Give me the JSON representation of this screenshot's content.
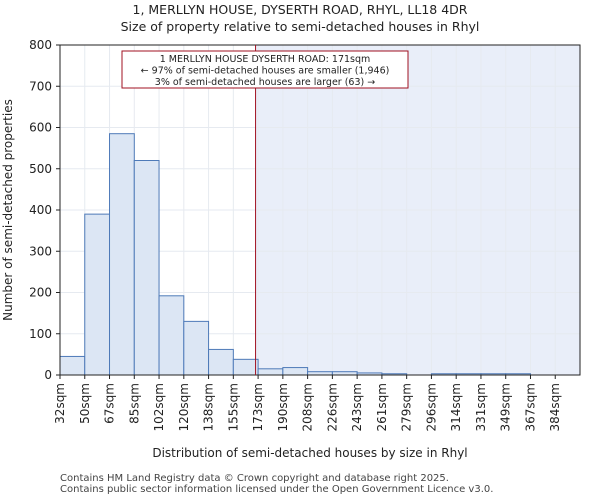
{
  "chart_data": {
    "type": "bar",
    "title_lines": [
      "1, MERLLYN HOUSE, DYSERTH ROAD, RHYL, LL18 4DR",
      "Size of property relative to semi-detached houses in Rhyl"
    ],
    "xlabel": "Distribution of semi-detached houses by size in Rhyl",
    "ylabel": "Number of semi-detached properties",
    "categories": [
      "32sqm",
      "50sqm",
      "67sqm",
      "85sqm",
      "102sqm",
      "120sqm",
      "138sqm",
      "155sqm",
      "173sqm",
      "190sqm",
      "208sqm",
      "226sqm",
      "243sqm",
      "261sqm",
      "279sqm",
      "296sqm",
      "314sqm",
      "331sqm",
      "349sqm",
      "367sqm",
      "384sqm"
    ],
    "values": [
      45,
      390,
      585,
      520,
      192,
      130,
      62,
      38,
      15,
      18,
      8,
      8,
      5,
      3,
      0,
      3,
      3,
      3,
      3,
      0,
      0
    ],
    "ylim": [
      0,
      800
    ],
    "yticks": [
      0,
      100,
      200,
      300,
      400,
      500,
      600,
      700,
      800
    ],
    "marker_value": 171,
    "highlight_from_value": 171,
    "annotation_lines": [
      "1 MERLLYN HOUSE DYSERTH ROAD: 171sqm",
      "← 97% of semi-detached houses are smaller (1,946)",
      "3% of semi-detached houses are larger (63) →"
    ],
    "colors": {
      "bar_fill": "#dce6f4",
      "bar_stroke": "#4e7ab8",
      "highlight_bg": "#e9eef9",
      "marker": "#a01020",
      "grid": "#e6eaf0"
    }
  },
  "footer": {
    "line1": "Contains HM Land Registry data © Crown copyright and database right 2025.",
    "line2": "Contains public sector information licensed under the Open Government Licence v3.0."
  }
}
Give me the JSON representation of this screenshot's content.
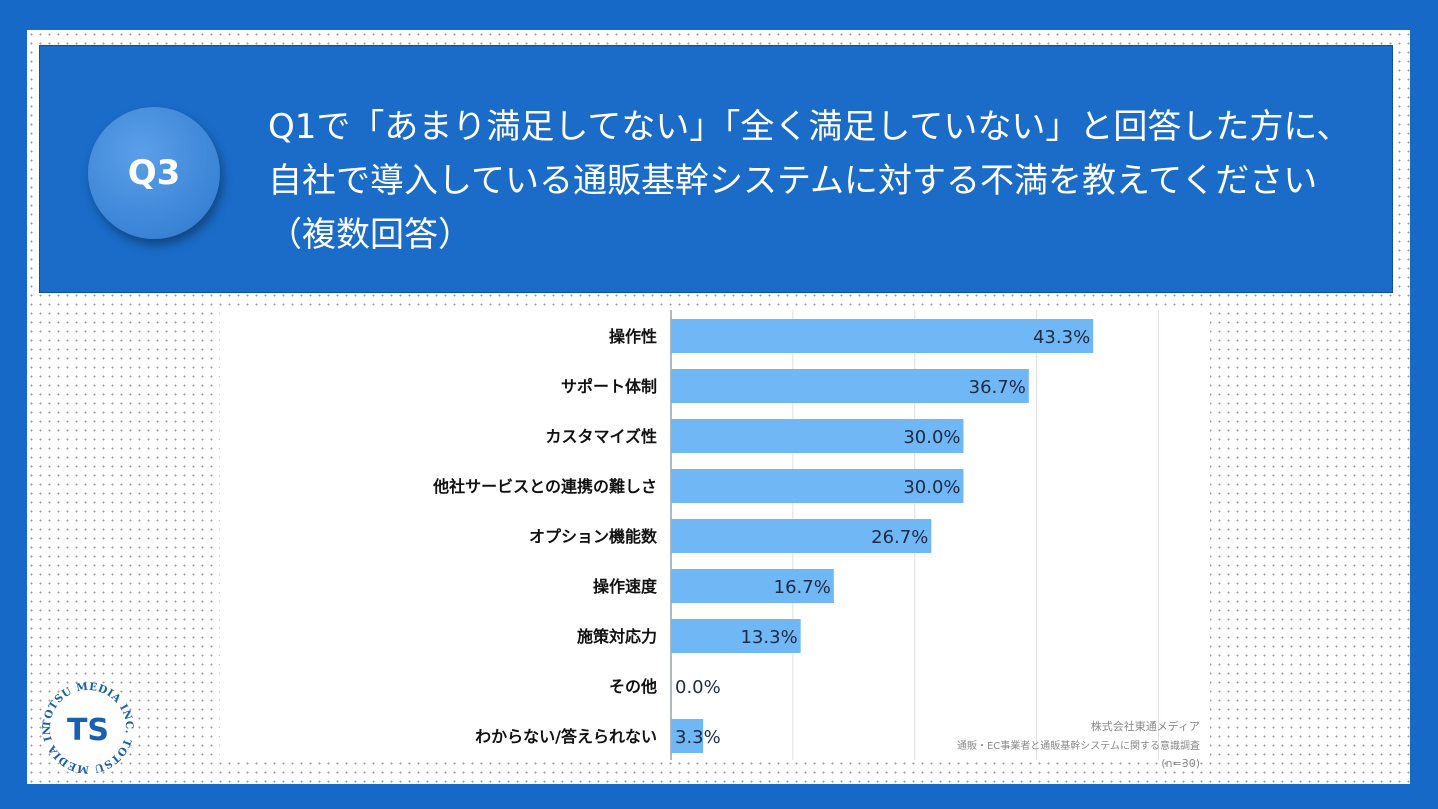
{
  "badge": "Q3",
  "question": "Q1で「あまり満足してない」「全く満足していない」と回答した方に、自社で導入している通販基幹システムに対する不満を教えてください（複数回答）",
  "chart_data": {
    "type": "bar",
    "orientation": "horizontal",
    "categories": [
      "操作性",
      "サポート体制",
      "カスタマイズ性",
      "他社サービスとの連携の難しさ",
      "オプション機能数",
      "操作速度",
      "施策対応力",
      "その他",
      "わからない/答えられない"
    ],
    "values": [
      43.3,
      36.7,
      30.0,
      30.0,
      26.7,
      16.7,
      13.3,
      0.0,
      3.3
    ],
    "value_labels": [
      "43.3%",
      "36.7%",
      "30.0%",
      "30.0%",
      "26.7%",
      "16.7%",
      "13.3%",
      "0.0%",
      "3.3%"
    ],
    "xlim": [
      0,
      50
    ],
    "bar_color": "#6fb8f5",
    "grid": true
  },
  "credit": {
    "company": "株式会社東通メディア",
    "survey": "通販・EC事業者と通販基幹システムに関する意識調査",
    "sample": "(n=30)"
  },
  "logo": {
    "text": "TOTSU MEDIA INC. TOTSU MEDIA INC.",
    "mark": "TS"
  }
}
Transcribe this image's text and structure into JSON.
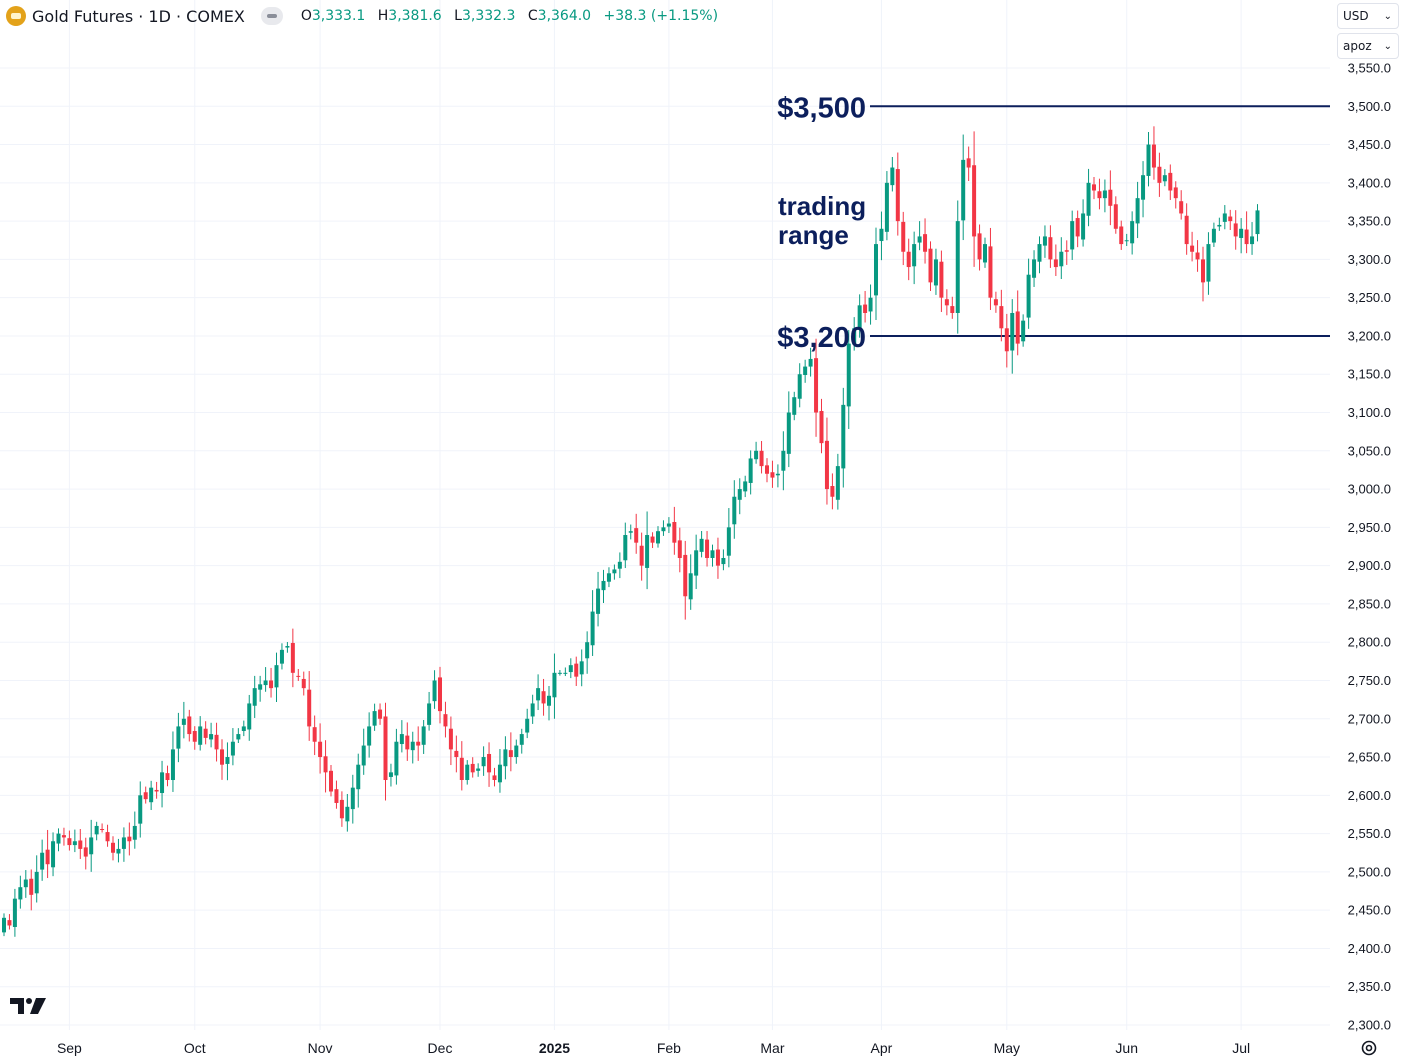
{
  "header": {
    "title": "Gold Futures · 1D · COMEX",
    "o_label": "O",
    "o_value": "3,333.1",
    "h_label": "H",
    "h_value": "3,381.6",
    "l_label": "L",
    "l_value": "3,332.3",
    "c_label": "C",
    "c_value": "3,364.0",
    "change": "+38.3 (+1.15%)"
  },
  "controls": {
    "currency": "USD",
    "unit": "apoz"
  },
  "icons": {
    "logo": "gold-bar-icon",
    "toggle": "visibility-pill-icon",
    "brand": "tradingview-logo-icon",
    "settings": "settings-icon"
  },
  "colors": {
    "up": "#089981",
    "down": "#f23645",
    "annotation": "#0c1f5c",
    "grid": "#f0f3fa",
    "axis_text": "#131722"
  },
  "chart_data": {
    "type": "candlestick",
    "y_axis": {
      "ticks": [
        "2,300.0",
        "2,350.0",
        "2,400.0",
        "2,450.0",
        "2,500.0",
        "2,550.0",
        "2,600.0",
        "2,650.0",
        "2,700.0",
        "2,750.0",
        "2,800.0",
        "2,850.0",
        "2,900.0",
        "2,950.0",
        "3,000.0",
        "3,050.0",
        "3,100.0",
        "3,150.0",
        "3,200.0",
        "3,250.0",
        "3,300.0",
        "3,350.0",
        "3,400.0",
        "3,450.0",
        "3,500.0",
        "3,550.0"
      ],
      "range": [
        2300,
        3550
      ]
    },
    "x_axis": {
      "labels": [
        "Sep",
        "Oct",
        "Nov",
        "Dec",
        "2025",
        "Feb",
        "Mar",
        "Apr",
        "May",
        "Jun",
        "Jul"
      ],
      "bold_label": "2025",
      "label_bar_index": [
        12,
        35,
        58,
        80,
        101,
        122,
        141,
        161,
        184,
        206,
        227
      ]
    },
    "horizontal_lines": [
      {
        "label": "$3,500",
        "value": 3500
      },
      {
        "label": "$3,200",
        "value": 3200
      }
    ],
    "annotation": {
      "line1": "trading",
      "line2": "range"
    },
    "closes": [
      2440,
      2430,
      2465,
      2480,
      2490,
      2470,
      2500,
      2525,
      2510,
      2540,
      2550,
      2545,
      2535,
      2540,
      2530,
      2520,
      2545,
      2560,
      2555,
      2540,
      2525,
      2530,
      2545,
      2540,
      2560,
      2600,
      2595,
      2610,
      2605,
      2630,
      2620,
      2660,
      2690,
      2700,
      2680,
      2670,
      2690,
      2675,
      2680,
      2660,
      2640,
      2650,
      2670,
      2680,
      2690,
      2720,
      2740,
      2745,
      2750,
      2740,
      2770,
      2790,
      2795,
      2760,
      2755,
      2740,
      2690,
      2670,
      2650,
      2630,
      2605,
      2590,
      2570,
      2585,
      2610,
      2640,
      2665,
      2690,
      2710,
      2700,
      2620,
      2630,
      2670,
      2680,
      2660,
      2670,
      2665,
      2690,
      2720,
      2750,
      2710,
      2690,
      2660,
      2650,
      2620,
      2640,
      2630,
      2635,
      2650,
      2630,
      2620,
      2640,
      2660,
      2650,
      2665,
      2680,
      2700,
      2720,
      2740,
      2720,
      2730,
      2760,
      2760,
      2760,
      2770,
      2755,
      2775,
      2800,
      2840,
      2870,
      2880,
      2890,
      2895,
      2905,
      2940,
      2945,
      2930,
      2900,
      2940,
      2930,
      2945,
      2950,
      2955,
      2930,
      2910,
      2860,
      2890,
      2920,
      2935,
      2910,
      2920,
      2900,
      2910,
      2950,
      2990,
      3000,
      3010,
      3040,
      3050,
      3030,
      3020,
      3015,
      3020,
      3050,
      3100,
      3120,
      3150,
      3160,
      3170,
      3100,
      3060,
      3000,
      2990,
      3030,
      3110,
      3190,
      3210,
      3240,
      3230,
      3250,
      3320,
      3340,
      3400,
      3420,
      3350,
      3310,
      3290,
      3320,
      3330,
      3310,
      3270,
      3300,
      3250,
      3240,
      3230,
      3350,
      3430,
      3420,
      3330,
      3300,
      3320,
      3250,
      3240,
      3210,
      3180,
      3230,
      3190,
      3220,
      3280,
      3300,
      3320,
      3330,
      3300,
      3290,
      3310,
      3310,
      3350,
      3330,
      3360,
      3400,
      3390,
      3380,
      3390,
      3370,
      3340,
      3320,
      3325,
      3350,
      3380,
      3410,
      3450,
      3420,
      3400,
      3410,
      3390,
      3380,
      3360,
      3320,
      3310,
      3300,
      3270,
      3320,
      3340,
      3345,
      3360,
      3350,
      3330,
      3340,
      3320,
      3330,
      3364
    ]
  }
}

○ ○ ○ ○ ○ ○ ○

- **Task to complete**
In your copy of the listing above, reproduce each line exactly and omit all pictures.

- **Exercise response**
Give me the JSON representation of this screenshot's content.
{
  "chart_data": {
    "type": "bar",
    "title_lines": [
      "1, MERLLYN HOUSE, DYSERTH ROAD, RHYL, LL18 4DR",
      "Size of property relative to semi-detached houses in Rhyl"
    ],
    "xlabel": "Distribution of semi-detached houses by size in Rhyl",
    "ylabel": "Number of semi-detached properties",
    "categories": [
      "32sqm",
      "50sqm",
      "67sqm",
      "85sqm",
      "102sqm",
      "120sqm",
      "138sqm",
      "155sqm",
      "173sqm",
      "190sqm",
      "208sqm",
      "226sqm",
      "243sqm",
      "261sqm",
      "279sqm",
      "296sqm",
      "314sqm",
      "331sqm",
      "349sqm",
      "367sqm",
      "384sqm"
    ],
    "values": [
      45,
      390,
      585,
      520,
      192,
      130,
      62,
      38,
      15,
      18,
      8,
      8,
      5,
      3,
      0,
      3,
      3,
      3,
      3,
      0,
      0
    ],
    "ylim": [
      0,
      800
    ],
    "yticks": [
      0,
      100,
      200,
      300,
      400,
      500,
      600,
      700,
      800
    ],
    "marker_value": 171,
    "highlight_from_value": 171,
    "annotation_lines": [
      "1 MERLLYN HOUSE DYSERTH ROAD: 171sqm",
      "← 97% of semi-detached houses are smaller (1,946)",
      "3% of semi-detached houses are larger (63) →"
    ],
    "colors": {
      "bar_fill": "#dce6f4",
      "bar_stroke": "#4e7ab8",
      "highlight_bg": "#e9eef9",
      "marker": "#a01020",
      "grid": "#e6eaf0"
    }
  },
  "footer": {
    "line1": "Contains HM Land Registry data © Crown copyright and database right 2025.",
    "line2": "Contains public sector information licensed under the Open Government Licence v3.0."
  }
}
Give me the JSON representation of this screenshot's content.
{
  "badge": "Q3",
  "question": "Q1で「あまり満足してない」「全く満足していない」と回答した方に、自社で導入している通販基幹システムに対する不満を教えてください（複数回答）",
  "chart_data": {
    "type": "bar",
    "orientation": "horizontal",
    "categories": [
      "操作性",
      "サポート体制",
      "カスタマイズ性",
      "他社サービスとの連携の難しさ",
      "オプション機能数",
      "操作速度",
      "施策対応力",
      "その他",
      "わからない/答えられない"
    ],
    "values": [
      43.3,
      36.7,
      30.0,
      30.0,
      26.7,
      16.7,
      13.3,
      0.0,
      3.3
    ],
    "value_labels": [
      "43.3%",
      "36.7%",
      "30.0%",
      "30.0%",
      "26.7%",
      "16.7%",
      "13.3%",
      "0.0%",
      "3.3%"
    ],
    "xlim": [
      0,
      50
    ],
    "bar_color": "#6fb8f5",
    "grid": true
  },
  "credit": {
    "company": "株式会社東通メディア",
    "survey": "通販・EC事業者と通販基幹システムに関する意識調査",
    "sample": "(n=30)"
  },
  "logo": {
    "text": "TOTSU MEDIA INC. TOTSU MEDIA INC.",
    "mark": "TS"
  }
}
Transcribe this image's text and structure into JSON.
{
  "header": {
    "title": "Gold Futures · 1D · COMEX",
    "o_label": "O",
    "o_value": "3,333.1",
    "h_label": "H",
    "h_value": "3,381.6",
    "l_label": "L",
    "l_value": "3,332.3",
    "c_label": "C",
    "c_value": "3,364.0",
    "change": "+38.3 (+1.15%)"
  },
  "controls": {
    "currency": "USD",
    "unit": "apoz"
  },
  "icons": {
    "logo": "gold-bar-icon",
    "toggle": "visibility-pill-icon",
    "brand": "tradingview-logo-icon",
    "settings": "settings-icon"
  },
  "colors": {
    "up": "#089981",
    "down": "#f23645",
    "annotation": "#0c1f5c",
    "grid": "#f0f3fa",
    "axis_text": "#131722"
  },
  "chart_data": {
    "type": "candlestick",
    "y_axis": {
      "ticks": [
        "2,300.0",
        "2,350.0",
        "2,400.0",
        "2,450.0",
        "2,500.0",
        "2,550.0",
        "2,600.0",
        "2,650.0",
        "2,700.0",
        "2,750.0",
        "2,800.0",
        "2,850.0",
        "2,900.0",
        "2,950.0",
        "3,000.0",
        "3,050.0",
        "3,100.0",
        "3,150.0",
        "3,200.0",
        "3,250.0",
        "3,300.0",
        "3,350.0",
        "3,400.0",
        "3,450.0",
        "3,500.0",
        "3,550.0"
      ],
      "range": [
        2300,
        3550
      ]
    },
    "x_axis": {
      "labels": [
        "Sep",
        "Oct",
        "Nov",
        "Dec",
        "2025",
        "Feb",
        "Mar",
        "Apr",
        "May",
        "Jun",
        "Jul"
      ],
      "bold_label": "2025",
      "label_bar_index": [
        12,
        35,
        58,
        80,
        101,
        122,
        141,
        161,
        184,
        206,
        227
      ]
    },
    "horizontal_lines": [
      {
        "label": "$3,500",
        "value": 3500
      },
      {
        "label": "$3,200",
        "value": 3200
      }
    ],
    "annotation": {
      "line1": "trading",
      "line2": "range"
    },
    "closes": [
      2440,
      2430,
      2465,
      2480,
      2490,
      2470,
      2500,
      2525,
      2510,
      2540,
      2550,
      2545,
      2535,
      2540,
      2530,
      2520,
      2545,
      2560,
      2555,
      2540,
      2525,
      2530,
      2545,
      2540,
      2560,
      2600,
      2595,
      2610,
      2605,
      2630,
      2620,
      2660,
      2690,
      2700,
      2680,
      2670,
      2690,
      2675,
      2680,
      2660,
      2640,
      2650,
      2670,
      2680,
      2690,
      2720,
      2740,
      2745,
      2750,
      2740,
      2770,
      2790,
      2795,
      2760,
      2755,
      2740,
      2690,
      2670,
      2650,
      2630,
      2605,
      2590,
      2570,
      2585,
      2610,
      2640,
      2665,
      2690,
      2710,
      2700,
      2620,
      2630,
      2670,
      2680,
      2660,
      2670,
      2665,
      2690,
      2720,
      2750,
      2710,
      2690,
      2660,
      2650,
      2620,
      2640,
      2630,
      2635,
      2650,
      2630,
      2620,
      2640,
      2660,
      2650,
      2665,
      2680,
      2700,
      2720,
      2740,
      2720,
      2730,
      2760,
      2760,
      2760,
      2770,
      2755,
      2775,
      2800,
      2840,
      2870,
      2880,
      2890,
      2895,
      2905,
      2940,
      2945,
      2930,
      2900,
      2940,
      2930,
      2945,
      2950,
      2955,
      2930,
      2910,
      2860,
      2890,
      2920,
      2935,
      2910,
      2920,
      2900,
      2910,
      2950,
      2990,
      3000,
      3010,
      3040,
      3050,
      3030,
      3020,
      3015,
      3020,
      3050,
      3100,
      3120,
      3150,
      3160,
      3170,
      3100,
      3060,
      3000,
      2990,
      3030,
      3110,
      3190,
      3210,
      3240,
      3230,
      3250,
      3320,
      3340,
      3400,
      3420,
      3350,
      3310,
      3290,
      3320,
      3330,
      3310,
      3270,
      3300,
      3250,
      3240,
      3230,
      3350,
      3430,
      3420,
      3330,
      3300,
      3320,
      3250,
      3240,
      3210,
      3180,
      3230,
      3190,
      3220,
      3280,
      3300,
      3320,
      3330,
      3300,
      3290,
      3310,
      3310,
      3350,
      3330,
      3360,
      3400,
      3390,
      3380,
      3390,
      3370,
      3340,
      3320,
      3325,
      3350,
      3380,
      3410,
      3450,
      3420,
      3400,
      3410,
      3390,
      3380,
      3360,
      3320,
      3310,
      3300,
      3270,
      3320,
      3340,
      3345,
      3360,
      3350,
      3330,
      3340,
      3320,
      3330,
      3364
    ]
  }
}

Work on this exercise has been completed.